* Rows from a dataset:
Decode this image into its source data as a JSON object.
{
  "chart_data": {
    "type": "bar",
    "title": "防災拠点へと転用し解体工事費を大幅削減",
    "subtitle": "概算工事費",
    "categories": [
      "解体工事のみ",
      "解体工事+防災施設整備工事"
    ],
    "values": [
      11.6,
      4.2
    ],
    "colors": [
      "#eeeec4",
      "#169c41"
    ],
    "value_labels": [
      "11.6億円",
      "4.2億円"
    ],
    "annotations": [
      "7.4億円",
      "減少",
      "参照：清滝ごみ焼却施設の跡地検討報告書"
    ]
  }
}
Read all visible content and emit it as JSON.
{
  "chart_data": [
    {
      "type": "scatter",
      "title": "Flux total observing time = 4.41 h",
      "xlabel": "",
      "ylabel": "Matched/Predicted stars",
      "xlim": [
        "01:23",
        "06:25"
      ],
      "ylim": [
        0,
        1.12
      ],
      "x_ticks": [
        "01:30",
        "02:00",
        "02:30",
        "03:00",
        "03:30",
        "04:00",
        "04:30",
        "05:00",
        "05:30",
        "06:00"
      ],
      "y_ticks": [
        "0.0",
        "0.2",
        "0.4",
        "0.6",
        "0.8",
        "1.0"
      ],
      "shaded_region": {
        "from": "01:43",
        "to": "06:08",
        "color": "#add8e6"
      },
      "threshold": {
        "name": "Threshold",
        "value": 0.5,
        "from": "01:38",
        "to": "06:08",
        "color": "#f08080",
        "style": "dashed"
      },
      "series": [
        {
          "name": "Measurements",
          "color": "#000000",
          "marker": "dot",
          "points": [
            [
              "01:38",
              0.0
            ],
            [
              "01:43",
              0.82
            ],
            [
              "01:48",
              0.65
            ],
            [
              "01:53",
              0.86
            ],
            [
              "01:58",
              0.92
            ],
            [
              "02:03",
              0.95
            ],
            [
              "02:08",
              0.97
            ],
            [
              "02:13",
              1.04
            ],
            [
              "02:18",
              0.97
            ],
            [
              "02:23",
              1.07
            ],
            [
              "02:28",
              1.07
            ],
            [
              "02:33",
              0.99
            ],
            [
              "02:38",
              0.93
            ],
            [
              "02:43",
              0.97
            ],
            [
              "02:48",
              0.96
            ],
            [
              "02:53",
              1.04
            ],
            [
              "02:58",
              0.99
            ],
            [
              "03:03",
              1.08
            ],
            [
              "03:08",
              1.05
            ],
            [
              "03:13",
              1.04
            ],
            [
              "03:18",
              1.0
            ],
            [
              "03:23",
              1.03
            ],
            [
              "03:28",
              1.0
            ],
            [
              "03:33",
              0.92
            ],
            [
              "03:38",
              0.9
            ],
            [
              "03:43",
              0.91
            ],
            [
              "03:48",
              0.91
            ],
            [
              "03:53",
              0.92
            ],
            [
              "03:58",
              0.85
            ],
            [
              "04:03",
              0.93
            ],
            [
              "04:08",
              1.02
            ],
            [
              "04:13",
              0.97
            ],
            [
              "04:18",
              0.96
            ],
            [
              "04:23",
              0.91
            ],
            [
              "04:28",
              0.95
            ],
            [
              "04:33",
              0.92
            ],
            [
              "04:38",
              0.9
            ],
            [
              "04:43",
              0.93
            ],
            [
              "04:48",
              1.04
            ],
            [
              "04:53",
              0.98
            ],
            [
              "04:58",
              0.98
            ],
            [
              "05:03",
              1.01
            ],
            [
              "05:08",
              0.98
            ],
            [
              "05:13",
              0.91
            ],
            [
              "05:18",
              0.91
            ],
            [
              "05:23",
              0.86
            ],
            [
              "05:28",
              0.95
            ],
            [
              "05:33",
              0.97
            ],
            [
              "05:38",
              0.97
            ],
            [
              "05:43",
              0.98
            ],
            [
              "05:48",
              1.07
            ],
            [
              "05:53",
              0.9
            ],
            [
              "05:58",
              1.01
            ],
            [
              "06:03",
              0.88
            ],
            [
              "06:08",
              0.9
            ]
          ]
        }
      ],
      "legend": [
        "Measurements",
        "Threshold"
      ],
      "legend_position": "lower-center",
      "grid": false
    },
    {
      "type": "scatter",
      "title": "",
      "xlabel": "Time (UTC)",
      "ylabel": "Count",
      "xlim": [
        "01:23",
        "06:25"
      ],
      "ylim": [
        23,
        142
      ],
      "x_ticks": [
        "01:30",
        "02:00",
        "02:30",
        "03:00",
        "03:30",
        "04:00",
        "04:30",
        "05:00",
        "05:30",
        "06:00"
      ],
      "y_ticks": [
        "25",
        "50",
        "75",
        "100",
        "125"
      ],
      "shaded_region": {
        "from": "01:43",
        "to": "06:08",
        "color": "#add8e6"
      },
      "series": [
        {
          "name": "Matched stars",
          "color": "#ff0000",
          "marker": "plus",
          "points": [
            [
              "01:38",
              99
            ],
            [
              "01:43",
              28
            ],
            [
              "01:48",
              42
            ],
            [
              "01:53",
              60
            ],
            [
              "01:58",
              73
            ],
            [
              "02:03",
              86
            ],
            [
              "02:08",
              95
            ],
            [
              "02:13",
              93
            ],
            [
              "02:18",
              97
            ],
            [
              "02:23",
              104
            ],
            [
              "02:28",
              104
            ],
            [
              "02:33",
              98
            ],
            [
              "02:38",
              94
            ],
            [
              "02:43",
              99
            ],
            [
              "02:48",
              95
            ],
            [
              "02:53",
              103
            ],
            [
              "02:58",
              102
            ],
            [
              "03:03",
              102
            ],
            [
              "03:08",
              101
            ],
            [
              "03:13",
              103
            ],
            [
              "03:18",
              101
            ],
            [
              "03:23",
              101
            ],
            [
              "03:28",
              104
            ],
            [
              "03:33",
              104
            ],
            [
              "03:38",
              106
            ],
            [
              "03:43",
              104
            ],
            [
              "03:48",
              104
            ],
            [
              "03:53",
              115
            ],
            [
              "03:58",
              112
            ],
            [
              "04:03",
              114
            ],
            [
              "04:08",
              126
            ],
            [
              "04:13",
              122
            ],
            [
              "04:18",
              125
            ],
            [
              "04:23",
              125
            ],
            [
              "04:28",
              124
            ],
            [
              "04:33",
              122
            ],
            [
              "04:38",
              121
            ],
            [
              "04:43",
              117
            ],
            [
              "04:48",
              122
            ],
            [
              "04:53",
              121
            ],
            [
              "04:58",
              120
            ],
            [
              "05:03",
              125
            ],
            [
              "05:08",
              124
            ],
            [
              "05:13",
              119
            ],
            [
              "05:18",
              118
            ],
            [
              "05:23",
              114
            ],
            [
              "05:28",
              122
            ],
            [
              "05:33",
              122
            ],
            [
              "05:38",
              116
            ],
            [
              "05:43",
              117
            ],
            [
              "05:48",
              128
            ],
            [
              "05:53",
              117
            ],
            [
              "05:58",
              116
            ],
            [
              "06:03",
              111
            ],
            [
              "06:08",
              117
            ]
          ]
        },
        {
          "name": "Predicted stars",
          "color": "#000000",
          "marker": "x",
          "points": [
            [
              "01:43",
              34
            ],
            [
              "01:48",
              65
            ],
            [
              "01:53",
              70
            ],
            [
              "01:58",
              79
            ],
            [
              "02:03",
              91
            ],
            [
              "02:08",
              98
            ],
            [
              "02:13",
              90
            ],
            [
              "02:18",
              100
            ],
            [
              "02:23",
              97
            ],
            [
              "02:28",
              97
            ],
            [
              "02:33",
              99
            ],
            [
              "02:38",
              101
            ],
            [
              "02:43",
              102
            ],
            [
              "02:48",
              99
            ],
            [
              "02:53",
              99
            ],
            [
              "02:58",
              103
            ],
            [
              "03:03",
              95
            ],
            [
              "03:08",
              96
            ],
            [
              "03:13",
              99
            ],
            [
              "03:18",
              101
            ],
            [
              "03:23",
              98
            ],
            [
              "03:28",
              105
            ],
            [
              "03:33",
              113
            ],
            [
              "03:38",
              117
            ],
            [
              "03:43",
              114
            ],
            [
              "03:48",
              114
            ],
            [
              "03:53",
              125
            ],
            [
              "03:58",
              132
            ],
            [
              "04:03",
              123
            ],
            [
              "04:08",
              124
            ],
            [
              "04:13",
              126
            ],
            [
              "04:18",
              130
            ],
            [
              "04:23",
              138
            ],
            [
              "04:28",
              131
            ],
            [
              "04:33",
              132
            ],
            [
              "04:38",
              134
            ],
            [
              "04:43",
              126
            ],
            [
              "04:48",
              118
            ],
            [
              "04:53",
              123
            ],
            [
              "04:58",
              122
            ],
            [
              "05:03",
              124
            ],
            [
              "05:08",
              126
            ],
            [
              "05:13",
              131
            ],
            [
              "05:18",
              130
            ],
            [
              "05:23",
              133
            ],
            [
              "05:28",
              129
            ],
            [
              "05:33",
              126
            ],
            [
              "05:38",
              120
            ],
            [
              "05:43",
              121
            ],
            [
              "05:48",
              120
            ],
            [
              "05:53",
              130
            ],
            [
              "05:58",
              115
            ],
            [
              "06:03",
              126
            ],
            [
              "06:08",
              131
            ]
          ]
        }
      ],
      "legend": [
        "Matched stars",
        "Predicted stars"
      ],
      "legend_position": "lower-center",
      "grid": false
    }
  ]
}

* PROBLEM STATEMENT:
Above are the records. Copy every line in them holding "Matched".

* TASK OUTPUT:
      "ylabel": "Matched/Predicted stars",
          "name": "Matched stars",
        "Matched stars",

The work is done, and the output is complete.